>> START GIVEN RECORDS

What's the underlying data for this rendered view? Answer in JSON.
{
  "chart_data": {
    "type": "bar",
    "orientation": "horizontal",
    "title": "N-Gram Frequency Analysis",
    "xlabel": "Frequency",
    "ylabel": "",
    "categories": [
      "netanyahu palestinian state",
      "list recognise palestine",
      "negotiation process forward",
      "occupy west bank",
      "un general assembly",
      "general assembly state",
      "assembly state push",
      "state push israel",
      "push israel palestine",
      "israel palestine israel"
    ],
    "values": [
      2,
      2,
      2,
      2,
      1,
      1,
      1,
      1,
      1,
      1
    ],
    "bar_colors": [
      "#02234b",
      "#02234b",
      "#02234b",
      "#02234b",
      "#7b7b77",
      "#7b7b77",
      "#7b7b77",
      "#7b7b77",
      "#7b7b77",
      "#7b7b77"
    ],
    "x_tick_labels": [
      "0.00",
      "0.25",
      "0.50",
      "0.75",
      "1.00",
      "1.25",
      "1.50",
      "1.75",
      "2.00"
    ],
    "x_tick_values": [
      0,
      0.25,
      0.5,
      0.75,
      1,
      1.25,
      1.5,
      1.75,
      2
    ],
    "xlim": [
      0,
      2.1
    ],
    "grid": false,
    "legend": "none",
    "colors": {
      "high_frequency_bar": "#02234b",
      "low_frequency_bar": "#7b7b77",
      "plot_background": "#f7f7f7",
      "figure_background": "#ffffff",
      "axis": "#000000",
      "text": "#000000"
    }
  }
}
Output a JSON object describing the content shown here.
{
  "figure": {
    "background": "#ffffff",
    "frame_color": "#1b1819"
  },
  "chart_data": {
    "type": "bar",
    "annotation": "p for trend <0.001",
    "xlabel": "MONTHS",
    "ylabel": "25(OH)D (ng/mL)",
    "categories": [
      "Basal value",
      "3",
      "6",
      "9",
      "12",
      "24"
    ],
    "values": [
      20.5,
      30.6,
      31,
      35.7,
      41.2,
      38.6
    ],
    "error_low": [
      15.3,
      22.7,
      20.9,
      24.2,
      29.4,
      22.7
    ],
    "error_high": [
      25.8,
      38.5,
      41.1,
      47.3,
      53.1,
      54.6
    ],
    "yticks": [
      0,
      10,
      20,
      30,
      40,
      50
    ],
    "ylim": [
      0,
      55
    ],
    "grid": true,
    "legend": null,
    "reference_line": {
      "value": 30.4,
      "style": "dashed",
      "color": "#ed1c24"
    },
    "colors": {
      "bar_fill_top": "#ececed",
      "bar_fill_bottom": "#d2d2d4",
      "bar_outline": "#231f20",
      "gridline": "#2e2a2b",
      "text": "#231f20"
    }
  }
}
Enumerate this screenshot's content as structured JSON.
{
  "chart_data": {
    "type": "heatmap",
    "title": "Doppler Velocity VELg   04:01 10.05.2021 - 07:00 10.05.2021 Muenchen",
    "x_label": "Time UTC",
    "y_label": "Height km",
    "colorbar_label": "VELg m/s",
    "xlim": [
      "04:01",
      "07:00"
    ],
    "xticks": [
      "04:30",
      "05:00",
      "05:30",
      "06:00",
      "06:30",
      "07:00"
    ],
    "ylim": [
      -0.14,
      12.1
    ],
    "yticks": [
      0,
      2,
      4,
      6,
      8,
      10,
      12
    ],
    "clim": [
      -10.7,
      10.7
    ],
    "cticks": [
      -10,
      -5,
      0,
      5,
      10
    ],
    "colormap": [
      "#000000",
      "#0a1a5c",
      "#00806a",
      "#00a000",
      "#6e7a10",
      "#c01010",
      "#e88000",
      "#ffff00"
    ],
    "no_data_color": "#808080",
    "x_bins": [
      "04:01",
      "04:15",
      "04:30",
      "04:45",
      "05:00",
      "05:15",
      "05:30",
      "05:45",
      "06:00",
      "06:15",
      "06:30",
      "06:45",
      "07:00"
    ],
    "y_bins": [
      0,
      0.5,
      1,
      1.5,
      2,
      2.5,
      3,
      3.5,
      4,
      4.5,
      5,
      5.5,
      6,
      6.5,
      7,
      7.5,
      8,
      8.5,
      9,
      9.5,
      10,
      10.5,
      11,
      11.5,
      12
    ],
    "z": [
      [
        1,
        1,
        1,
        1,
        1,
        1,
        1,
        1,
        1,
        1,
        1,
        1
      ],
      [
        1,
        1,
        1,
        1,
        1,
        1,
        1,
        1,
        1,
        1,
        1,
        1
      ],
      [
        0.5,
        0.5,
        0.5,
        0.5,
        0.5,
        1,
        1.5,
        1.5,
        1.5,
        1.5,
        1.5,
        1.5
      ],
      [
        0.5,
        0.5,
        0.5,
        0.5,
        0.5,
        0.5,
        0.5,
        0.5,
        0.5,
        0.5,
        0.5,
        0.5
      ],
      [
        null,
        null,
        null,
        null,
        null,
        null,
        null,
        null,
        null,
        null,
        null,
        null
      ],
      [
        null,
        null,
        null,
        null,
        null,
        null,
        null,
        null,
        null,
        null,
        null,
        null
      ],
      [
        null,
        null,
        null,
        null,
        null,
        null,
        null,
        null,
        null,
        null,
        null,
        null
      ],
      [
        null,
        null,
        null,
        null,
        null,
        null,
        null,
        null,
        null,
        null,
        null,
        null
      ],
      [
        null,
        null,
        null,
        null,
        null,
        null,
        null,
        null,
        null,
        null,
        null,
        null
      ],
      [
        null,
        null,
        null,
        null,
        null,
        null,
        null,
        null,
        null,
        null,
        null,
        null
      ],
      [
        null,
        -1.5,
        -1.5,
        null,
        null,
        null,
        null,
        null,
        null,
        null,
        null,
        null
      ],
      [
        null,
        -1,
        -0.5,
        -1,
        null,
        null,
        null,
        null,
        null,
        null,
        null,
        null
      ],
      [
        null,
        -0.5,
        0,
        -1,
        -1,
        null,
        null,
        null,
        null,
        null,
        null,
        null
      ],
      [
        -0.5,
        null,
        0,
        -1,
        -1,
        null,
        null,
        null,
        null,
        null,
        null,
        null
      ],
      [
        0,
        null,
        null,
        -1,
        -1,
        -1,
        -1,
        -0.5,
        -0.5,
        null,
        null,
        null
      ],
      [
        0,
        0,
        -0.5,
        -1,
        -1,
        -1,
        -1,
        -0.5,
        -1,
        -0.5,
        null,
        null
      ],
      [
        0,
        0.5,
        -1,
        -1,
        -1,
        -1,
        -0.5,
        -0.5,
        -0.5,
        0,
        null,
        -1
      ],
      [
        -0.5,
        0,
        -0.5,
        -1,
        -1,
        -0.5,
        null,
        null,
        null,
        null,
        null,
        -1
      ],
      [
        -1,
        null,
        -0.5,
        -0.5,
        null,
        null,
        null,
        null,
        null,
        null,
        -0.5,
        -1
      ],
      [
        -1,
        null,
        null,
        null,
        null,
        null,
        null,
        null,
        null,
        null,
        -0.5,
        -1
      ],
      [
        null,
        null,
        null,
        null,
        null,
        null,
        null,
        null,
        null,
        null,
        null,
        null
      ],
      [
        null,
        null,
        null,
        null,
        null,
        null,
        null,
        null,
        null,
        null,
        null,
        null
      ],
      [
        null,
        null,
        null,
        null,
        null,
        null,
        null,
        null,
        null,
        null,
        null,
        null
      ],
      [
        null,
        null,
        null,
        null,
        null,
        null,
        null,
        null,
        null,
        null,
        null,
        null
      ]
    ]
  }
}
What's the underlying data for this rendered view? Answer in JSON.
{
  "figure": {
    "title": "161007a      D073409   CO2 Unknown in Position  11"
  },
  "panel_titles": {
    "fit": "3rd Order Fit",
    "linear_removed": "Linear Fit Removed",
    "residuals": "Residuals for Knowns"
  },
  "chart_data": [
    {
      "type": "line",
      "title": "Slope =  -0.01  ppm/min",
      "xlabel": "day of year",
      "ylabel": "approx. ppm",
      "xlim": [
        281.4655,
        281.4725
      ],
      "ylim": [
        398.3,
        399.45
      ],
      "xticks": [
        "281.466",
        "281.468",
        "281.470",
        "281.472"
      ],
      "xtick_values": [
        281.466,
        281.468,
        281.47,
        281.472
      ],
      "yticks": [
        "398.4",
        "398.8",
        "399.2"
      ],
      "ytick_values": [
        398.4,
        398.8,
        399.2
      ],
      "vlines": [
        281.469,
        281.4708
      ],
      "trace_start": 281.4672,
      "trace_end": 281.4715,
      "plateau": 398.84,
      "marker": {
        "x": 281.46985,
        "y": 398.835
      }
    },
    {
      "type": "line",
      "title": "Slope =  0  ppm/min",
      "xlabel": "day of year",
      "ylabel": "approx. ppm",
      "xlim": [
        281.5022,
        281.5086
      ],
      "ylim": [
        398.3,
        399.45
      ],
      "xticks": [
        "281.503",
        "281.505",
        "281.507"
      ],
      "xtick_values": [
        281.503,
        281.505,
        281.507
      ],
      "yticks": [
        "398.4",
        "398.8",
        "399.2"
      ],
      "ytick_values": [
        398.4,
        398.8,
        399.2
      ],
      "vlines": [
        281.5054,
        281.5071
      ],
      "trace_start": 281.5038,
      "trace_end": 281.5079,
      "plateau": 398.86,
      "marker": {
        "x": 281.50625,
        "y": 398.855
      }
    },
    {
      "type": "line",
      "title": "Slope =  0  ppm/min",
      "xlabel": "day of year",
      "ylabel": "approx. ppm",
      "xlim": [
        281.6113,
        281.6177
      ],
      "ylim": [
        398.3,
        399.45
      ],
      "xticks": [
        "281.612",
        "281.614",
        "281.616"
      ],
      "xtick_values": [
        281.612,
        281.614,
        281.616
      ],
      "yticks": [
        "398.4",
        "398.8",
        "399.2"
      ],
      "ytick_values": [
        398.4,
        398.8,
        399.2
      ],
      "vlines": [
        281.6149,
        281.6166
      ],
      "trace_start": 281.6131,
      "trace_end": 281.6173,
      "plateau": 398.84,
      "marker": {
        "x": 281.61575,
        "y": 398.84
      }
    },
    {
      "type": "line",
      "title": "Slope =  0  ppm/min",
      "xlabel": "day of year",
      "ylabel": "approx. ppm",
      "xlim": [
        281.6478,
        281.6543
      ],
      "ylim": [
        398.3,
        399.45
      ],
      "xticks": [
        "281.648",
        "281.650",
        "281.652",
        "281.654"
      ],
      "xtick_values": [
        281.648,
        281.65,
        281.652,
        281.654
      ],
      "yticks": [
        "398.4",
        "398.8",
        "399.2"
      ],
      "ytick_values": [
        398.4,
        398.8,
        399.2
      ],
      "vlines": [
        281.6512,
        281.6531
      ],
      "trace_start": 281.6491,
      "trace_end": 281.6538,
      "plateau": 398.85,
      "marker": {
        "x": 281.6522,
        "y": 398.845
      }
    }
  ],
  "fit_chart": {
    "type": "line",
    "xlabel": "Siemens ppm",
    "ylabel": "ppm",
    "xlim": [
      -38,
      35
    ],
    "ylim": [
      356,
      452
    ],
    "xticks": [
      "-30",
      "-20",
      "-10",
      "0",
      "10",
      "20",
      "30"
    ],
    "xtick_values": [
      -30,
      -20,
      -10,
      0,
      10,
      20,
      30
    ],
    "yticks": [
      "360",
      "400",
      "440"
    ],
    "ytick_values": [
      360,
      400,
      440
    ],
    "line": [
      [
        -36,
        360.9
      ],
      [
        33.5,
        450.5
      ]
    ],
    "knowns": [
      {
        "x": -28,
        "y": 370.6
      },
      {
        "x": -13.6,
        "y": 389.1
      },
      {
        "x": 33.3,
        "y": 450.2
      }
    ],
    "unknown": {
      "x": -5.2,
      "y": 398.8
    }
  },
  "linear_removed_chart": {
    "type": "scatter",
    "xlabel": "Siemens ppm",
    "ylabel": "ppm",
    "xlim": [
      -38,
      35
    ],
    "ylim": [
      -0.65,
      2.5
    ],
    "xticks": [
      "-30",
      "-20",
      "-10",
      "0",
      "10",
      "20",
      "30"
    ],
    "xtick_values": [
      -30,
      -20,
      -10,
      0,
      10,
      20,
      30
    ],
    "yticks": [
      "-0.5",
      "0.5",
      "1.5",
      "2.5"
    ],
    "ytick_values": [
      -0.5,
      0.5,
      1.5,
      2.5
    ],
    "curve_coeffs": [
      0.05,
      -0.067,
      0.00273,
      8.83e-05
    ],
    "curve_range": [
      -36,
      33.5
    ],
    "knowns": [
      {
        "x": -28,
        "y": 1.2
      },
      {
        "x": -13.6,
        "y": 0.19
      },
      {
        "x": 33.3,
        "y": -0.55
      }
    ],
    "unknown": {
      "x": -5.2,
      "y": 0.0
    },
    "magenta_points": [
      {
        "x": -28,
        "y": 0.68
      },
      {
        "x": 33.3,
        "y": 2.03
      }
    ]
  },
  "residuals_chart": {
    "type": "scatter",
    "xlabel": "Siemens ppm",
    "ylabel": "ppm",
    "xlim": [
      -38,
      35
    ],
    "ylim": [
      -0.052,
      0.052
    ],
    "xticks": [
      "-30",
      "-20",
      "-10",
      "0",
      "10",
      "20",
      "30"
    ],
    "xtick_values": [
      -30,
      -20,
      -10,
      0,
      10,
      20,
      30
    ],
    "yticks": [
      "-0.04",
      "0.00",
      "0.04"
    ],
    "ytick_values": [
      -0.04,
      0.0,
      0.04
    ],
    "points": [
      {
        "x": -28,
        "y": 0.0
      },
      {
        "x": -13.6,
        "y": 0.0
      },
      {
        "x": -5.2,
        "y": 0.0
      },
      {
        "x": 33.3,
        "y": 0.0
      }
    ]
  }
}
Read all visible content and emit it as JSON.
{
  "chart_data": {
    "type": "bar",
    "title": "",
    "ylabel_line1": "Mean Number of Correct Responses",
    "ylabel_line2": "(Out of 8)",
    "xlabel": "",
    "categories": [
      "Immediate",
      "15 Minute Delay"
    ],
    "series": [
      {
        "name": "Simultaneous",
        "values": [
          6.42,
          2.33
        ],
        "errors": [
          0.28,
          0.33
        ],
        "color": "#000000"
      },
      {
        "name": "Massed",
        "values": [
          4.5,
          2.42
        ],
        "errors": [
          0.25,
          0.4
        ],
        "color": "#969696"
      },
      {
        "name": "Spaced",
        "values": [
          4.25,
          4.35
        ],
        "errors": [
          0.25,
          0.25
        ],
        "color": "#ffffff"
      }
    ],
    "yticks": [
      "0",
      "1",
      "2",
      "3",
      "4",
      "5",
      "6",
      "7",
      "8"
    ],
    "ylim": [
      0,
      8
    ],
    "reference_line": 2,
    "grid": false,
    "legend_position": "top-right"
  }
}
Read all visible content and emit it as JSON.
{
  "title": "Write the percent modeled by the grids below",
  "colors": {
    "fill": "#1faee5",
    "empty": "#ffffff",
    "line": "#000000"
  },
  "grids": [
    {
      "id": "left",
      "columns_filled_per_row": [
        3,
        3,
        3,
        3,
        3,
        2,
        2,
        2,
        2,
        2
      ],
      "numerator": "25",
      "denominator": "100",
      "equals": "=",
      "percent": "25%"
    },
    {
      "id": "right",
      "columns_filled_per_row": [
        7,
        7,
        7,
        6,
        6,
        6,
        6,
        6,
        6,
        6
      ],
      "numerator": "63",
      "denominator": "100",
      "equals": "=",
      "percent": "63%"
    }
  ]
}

>> END GIVEN RECORDS

**GIVEN TASK**.
Look through the entries above; copy every line holding the string "percent".

**COMPLETE RESPONSE**.
  "title": "Write the percent modeled by the grids below",
      "percent": "25%"
      "percent": "63%"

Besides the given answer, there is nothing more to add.